(EXERCISE GOAL): Every entry that follows needs to be repeated exactly.

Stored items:

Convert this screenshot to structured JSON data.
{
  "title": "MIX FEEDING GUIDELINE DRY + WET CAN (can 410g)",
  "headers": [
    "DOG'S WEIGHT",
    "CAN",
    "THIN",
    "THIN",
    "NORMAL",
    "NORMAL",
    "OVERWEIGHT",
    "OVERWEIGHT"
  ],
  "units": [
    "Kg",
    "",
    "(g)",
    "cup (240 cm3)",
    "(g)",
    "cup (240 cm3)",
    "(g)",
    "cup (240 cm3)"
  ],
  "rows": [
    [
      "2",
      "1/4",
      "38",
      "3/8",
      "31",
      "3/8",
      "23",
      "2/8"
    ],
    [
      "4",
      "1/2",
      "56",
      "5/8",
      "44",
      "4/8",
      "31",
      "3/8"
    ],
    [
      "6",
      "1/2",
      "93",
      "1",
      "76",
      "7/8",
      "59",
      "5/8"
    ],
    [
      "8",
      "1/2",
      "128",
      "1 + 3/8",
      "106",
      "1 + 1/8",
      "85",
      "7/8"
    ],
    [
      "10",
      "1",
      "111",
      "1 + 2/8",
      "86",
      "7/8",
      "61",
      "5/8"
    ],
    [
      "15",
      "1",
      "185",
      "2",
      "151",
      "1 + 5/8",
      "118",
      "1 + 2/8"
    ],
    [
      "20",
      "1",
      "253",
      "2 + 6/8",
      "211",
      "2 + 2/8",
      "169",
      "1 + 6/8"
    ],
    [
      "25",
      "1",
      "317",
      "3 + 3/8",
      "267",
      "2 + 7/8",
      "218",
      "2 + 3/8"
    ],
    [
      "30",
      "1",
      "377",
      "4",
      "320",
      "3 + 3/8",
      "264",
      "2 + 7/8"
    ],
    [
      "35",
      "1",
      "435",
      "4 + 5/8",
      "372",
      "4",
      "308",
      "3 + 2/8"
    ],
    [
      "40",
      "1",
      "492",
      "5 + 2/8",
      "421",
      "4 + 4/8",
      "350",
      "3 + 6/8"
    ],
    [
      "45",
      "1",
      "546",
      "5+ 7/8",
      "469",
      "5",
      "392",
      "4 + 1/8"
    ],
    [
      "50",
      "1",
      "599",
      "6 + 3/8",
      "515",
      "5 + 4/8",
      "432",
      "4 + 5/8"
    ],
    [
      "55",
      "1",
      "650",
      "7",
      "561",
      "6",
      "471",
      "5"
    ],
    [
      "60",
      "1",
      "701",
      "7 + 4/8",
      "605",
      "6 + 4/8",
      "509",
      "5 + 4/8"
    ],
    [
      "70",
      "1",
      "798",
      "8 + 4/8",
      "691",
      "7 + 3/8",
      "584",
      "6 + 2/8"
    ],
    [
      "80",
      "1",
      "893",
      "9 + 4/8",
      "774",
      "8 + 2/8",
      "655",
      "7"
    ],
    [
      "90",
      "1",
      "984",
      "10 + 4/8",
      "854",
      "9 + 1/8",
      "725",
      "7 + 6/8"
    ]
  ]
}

(SOLUTION):
Convert this screenshot to structured JSON data.
{
  "title": "MIX FEEDING GUIDELINE DRY + WET CAN (can 410g)",
  "headers": [
    "DOG'S WEIGHT",
    "CAN",
    "THIN",
    "THIN",
    "NORMAL",
    "NORMAL",
    "OVERWEIGHT",
    "OVERWEIGHT"
  ],
  "units": [
    "Kg",
    "",
    "(g)",
    "cup (240 cm3)",
    "(g)",
    "cup (240 cm3)",
    "(g)",
    "cup (240 cm3)"
  ],
  "rows": [
    [
      "2",
      "1/4",
      "38",
      "3/8",
      "31",
      "3/8",
      "23",
      "2/8"
    ],
    [
      "4",
      "1/2",
      "56",
      "5/8",
      "44",
      "4/8",
      "31",
      "3/8"
    ],
    [
      "6",
      "1/2",
      "93",
      "1",
      "76",
      "7/8",
      "59",
      "5/8"
    ],
    [
      "8",
      "1/2",
      "128",
      "1 + 3/8",
      "106",
      "1 + 1/8",
      "85",
      "7/8"
    ],
    [
      "10",
      "1",
      "111",
      "1 + 2/8",
      "86",
      "7/8",
      "61",
      "5/8"
    ],
    [
      "15",
      "1",
      "185",
      "2",
      "151",
      "1 + 5/8",
      "118",
      "1 + 2/8"
    ],
    [
      "20",
      "1",
      "253",
      "2 + 6/8",
      "211",
      "2 + 2/8",
      "169",
      "1 + 6/8"
    ],
    [
      "25",
      "1",
      "317",
      "3 + 3/8",
      "267",
      "2 + 7/8",
      "218",
      "2 + 3/8"
    ],
    [
      "30",
      "1",
      "377",
      "4",
      "320",
      "3 + 3/8",
      "264",
      "2 + 7/8"
    ],
    [
      "35",
      "1",
      "435",
      "4 + 5/8",
      "372",
      "4",
      "308",
      "3 + 2/8"
    ],
    [
      "40",
      "1",
      "492",
      "5 + 2/8",
      "421",
      "4 + 4/8",
      "350",
      "3 + 6/8"
    ],
    [
      "45",
      "1",
      "546",
      "5+ 7/8",
      "469",
      "5",
      "392",
      "4 + 1/8"
    ],
    [
      "50",
      "1",
      "599",
      "6 + 3/8",
      "515",
      "5 + 4/8",
      "432",
      "4 + 5/8"
    ],
    [
      "55",
      "1",
      "650",
      "7",
      "561",
      "6",
      "471",
      "5"
    ],
    [
      "60",
      "1",
      "701",
      "7 + 4/8",
      "605",
      "6 + 4/8",
      "509",
      "5 + 4/8"
    ],
    [
      "70",
      "1",
      "798",
      "8 + 4/8",
      "691",
      "7 + 3/8",
      "584",
      "6 + 2/8"
    ],
    [
      "80",
      "1",
      "893",
      "9 + 4/8",
      "774",
      "8 + 2/8",
      "655",
      "7"
    ],
    [
      "90",
      "1",
      "984",
      "10 + 4/8",
      "854",
      "9 + 1/8",
      "725",
      "7 + 6/8"
    ]
  ]
}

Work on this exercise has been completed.